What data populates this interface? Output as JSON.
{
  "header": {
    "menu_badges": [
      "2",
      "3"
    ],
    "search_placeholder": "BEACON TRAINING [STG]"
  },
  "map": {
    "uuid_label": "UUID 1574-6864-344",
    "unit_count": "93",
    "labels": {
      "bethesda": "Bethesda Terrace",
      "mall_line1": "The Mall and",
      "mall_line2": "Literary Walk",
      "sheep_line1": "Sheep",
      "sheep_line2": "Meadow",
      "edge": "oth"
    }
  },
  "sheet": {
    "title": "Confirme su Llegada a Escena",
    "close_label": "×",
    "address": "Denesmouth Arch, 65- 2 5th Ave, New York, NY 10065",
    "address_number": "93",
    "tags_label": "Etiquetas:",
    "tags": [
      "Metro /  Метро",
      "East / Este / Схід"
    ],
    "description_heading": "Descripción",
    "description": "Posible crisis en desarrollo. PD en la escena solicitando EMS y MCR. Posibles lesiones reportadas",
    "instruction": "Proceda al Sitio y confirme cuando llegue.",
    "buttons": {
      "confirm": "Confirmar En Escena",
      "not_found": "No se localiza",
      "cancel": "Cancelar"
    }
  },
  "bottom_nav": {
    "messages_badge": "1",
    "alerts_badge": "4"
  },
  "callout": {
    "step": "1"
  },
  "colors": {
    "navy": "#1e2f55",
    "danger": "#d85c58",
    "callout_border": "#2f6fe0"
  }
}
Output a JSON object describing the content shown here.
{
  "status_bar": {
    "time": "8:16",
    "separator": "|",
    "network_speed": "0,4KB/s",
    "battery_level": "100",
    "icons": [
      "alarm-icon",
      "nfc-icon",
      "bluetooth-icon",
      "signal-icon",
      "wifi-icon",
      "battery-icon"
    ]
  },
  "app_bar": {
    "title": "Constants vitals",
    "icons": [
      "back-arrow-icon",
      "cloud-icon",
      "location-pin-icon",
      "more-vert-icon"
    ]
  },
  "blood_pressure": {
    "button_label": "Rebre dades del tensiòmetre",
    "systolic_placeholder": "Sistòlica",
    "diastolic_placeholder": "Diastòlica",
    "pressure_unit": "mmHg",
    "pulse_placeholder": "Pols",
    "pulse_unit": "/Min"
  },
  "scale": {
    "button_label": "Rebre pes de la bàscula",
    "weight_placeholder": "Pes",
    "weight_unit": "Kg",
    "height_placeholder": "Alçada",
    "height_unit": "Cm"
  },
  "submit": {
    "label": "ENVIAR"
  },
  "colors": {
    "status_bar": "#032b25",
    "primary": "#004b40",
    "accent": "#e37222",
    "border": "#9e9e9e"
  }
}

EXERCISE PROMPT
Copy all of the data. Keep every word exactly as it is.

WORKED SOLUTION
What data populates this interface? Output as JSON.
{
  "header": {
    "menu_badges": [
      "2",
      "3"
    ],
    "search_placeholder": "BEACON TRAINING [STG]"
  },
  "map": {
    "uuid_label": "UUID 1574-6864-344",
    "unit_count": "93",
    "labels": {
      "bethesda": "Bethesda Terrace",
      "mall_line1": "The Mall and",
      "mall_line2": "Literary Walk",
      "sheep_line1": "Sheep",
      "sheep_line2": "Meadow",
      "edge": "oth"
    }
  },
  "sheet": {
    "title": "Confirme su Llegada a Escena",
    "close_label": "×",
    "address": "Denesmouth Arch, 65- 2 5th Ave, New York, NY 10065",
    "address_number": "93",
    "tags_label": "Etiquetas:",
    "tags": [
      "Metro /  Метро",
      "East / Este / Схід"
    ],
    "description_heading": "Descripción",
    "description": "Posible crisis en desarrollo. PD en la escena solicitando EMS y MCR. Posibles lesiones reportadas",
    "instruction": "Proceda al Sitio y confirme cuando llegue.",
    "buttons": {
      "confirm": "Confirmar En Escena",
      "not_found": "No se localiza",
      "cancel": "Cancelar"
    }
  },
  "bottom_nav": {
    "messages_badge": "1",
    "alerts_badge": "4"
  },
  "callout": {
    "step": "1"
  },
  "colors": {
    "navy": "#1e2f55",
    "danger": "#d85c58",
    "callout_border": "#2f6fe0"
  }
}
Output a JSON object describing the content shown here.
{
  "status_bar": {
    "time": "8:16",
    "separator": "|",
    "network_speed": "0,4KB/s",
    "battery_level": "100",
    "icons": [
      "alarm-icon",
      "nfc-icon",
      "bluetooth-icon",
      "signal-icon",
      "wifi-icon",
      "battery-icon"
    ]
  },
  "app_bar": {
    "title": "Constants vitals",
    "icons": [
      "back-arrow-icon",
      "cloud-icon",
      "location-pin-icon",
      "more-vert-icon"
    ]
  },
  "blood_pressure": {
    "button_label": "Rebre dades del tensiòmetre",
    "systolic_placeholder": "Sistòlica",
    "diastolic_placeholder": "Diastòlica",
    "pressure_unit": "mmHg",
    "pulse_placeholder": "Pols",
    "pulse_unit": "/Min"
  },
  "scale": {
    "button_label": "Rebre pes de la bàscula",
    "weight_placeholder": "Pes",
    "weight_unit": "Kg",
    "height_placeholder": "Alçada",
    "height_unit": "Cm"
  },
  "submit": {
    "label": "ENVIAR"
  },
  "colors": {
    "status_bar": "#032b25",
    "primary": "#004b40",
    "accent": "#e37222",
    "border": "#9e9e9e"
  }
}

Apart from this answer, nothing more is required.